Provided material:

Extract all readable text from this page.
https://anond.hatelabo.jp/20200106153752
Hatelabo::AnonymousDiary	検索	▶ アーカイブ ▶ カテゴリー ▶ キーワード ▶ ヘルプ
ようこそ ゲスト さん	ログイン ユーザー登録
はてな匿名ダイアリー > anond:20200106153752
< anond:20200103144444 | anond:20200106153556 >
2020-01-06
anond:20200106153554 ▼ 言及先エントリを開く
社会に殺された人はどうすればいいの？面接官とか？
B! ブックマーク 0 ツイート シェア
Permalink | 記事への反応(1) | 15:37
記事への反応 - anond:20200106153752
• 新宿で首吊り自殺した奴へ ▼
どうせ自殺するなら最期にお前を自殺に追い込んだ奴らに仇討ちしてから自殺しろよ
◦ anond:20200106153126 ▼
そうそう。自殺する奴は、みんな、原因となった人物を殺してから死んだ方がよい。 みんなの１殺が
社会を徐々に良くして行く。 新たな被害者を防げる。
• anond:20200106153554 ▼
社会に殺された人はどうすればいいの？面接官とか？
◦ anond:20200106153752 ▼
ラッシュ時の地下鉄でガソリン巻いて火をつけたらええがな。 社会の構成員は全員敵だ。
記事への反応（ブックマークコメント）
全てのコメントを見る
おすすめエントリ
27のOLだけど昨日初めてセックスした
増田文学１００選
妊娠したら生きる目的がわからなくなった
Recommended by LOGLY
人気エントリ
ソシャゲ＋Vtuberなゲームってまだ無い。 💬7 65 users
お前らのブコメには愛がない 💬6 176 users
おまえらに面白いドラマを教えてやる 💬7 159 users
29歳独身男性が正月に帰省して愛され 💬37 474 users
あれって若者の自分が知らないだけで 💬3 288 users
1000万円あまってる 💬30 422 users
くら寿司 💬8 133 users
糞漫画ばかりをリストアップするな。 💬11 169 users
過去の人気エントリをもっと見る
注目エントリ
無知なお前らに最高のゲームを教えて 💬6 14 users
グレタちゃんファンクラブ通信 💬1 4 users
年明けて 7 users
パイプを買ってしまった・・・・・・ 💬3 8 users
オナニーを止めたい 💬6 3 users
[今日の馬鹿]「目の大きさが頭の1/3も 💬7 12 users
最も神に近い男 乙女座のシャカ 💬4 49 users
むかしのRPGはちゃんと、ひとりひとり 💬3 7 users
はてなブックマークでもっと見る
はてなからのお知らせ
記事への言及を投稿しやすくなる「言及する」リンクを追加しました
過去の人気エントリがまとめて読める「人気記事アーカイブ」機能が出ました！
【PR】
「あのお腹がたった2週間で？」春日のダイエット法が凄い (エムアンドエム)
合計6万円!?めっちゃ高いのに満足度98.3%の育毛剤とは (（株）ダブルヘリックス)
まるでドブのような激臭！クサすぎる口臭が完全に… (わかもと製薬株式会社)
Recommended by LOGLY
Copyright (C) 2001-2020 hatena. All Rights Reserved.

Directive: Write out all of the records once more, exactly.

Solution to the problem:
Extract all readable text from this page.
https://anond.hatelabo.jp/20200106153752
Hatelabo::AnonymousDiary	検索	▶ アーカイブ ▶ カテゴリー ▶ キーワード ▶ ヘルプ
ようこそ ゲスト さん	ログイン ユーザー登録
はてな匿名ダイアリー > anond:20200106153752
< anond:20200103144444 | anond:20200106153556 >
2020-01-06
anond:20200106153554 ▼ 言及先エントリを開く
社会に殺された人はどうすればいいの？面接官とか？
B! ブックマーク 0 ツイート シェア
Permalink | 記事への反応(1) | 15:37
記事への反応 - anond:20200106153752
• 新宿で首吊り自殺した奴へ ▼
どうせ自殺するなら最期にお前を自殺に追い込んだ奴らに仇討ちしてから自殺しろよ
◦ anond:20200106153126 ▼
そうそう。自殺する奴は、みんな、原因となった人物を殺してから死んだ方がよい。 みんなの１殺が
社会を徐々に良くして行く。 新たな被害者を防げる。
• anond:20200106153554 ▼
社会に殺された人はどうすればいいの？面接官とか？
◦ anond:20200106153752 ▼
ラッシュ時の地下鉄でガソリン巻いて火をつけたらええがな。 社会の構成員は全員敵だ。
記事への反応（ブックマークコメント）
全てのコメントを見る
おすすめエントリ
27のOLだけど昨日初めてセックスした
増田文学１００選
妊娠したら生きる目的がわからなくなった
Recommended by LOGLY
人気エントリ
ソシャゲ＋Vtuberなゲームってまだ無い。 💬7 65 users
お前らのブコメには愛がない 💬6 176 users
おまえらに面白いドラマを教えてやる 💬7 159 users
29歳独身男性が正月に帰省して愛され 💬37 474 users
あれって若者の自分が知らないだけで 💬3 288 users
1000万円あまってる 💬30 422 users
くら寿司 💬8 133 users
糞漫画ばかりをリストアップするな。 💬11 169 users
過去の人気エントリをもっと見る
注目エントリ
無知なお前らに最高のゲームを教えて 💬6 14 users
グレタちゃんファンクラブ通信 💬1 4 users
年明けて 7 users
パイプを買ってしまった・・・・・・ 💬3 8 users
オナニーを止めたい 💬6 3 users
[今日の馬鹿]「目の大きさが頭の1/3も 💬7 12 users
最も神に近い男 乙女座のシャカ 💬4 49 users
むかしのRPGはちゃんと、ひとりひとり 💬3 7 users
はてなブックマークでもっと見る
はてなからのお知らせ
記事への言及を投稿しやすくなる「言及する」リンクを追加しました
過去の人気エントリがまとめて読める「人気記事アーカイブ」機能が出ました！
【PR】
「あのお腹がたった2週間で？」春日のダイエット法が凄い (エムアンドエム)
合計6万円!?めっちゃ高いのに満足度98.3%の育毛剤とは (（株）ダブルヘリックス)
まるでドブのような激臭！クサすぎる口臭が完全に… (わかもと製薬株式会社)
Recommended by LOGLY
Copyright (C) 2001-2020 hatena. All Rights Reserved.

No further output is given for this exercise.